• Available data:
>> BEGIN

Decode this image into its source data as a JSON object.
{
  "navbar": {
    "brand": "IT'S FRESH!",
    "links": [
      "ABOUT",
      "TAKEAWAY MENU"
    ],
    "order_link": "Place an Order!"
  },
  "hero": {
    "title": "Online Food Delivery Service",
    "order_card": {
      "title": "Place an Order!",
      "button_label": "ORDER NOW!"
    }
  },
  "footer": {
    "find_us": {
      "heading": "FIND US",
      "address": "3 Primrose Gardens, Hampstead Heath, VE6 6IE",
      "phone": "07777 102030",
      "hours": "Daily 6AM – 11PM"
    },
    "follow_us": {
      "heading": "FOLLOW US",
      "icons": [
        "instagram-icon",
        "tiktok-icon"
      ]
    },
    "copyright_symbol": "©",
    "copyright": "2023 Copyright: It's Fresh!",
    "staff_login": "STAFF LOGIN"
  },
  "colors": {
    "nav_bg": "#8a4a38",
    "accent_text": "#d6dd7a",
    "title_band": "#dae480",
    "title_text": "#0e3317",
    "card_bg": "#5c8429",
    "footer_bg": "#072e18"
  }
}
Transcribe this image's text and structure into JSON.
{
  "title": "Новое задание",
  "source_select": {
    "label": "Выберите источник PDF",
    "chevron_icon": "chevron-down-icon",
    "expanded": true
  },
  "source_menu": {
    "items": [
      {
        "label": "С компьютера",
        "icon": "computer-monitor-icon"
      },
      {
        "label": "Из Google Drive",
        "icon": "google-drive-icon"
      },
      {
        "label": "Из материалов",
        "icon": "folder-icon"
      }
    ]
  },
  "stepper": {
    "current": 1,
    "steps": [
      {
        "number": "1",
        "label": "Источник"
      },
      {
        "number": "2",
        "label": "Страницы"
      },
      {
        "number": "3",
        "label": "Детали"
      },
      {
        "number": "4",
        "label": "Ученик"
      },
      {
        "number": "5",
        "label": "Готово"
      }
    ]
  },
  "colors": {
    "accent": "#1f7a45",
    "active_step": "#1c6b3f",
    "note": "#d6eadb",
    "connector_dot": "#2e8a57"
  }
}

>> END

• Task requirements:
Repeat all of the records above exactly as they appear.

• Result of the task:
Decode this image into its source data as a JSON object.
{
  "navbar": {
    "brand": "IT'S FRESH!",
    "links": [
      "ABOUT",
      "TAKEAWAY MENU"
    ],
    "order_link": "Place an Order!"
  },
  "hero": {
    "title": "Online Food Delivery Service",
    "order_card": {
      "title": "Place an Order!",
      "button_label": "ORDER NOW!"
    }
  },
  "footer": {
    "find_us": {
      "heading": "FIND US",
      "address": "3 Primrose Gardens, Hampstead Heath, VE6 6IE",
      "phone": "07777 102030",
      "hours": "Daily 6AM – 11PM"
    },
    "follow_us": {
      "heading": "FOLLOW US",
      "icons": [
        "instagram-icon",
        "tiktok-icon"
      ]
    },
    "copyright_symbol": "©",
    "copyright": "2023 Copyright: It's Fresh!",
    "staff_login": "STAFF LOGIN"
  },
  "colors": {
    "nav_bg": "#8a4a38",
    "accent_text": "#d6dd7a",
    "title_band": "#dae480",
    "title_text": "#0e3317",
    "card_bg": "#5c8429",
    "footer_bg": "#072e18"
  }
}
Transcribe this image's text and structure into JSON.
{
  "title": "Новое задание",
  "source_select": {
    "label": "Выберите источник PDF",
    "chevron_icon": "chevron-down-icon",
    "expanded": true
  },
  "source_menu": {
    "items": [
      {
        "label": "С компьютера",
        "icon": "computer-monitor-icon"
      },
      {
        "label": "Из Google Drive",
        "icon": "google-drive-icon"
      },
      {
        "label": "Из материалов",
        "icon": "folder-icon"
      }
    ]
  },
  "stepper": {
    "current": 1,
    "steps": [
      {
        "number": "1",
        "label": "Источник"
      },
      {
        "number": "2",
        "label": "Страницы"
      },
      {
        "number": "3",
        "label": "Детали"
      },
      {
        "number": "4",
        "label": "Ученик"
      },
      {
        "number": "5",
        "label": "Готово"
      }
    ]
  },
  "colors": {
    "accent": "#1f7a45",
    "active_step": "#1c6b3f",
    "note": "#d6eadb",
    "connector_dot": "#2e8a57"
  }
}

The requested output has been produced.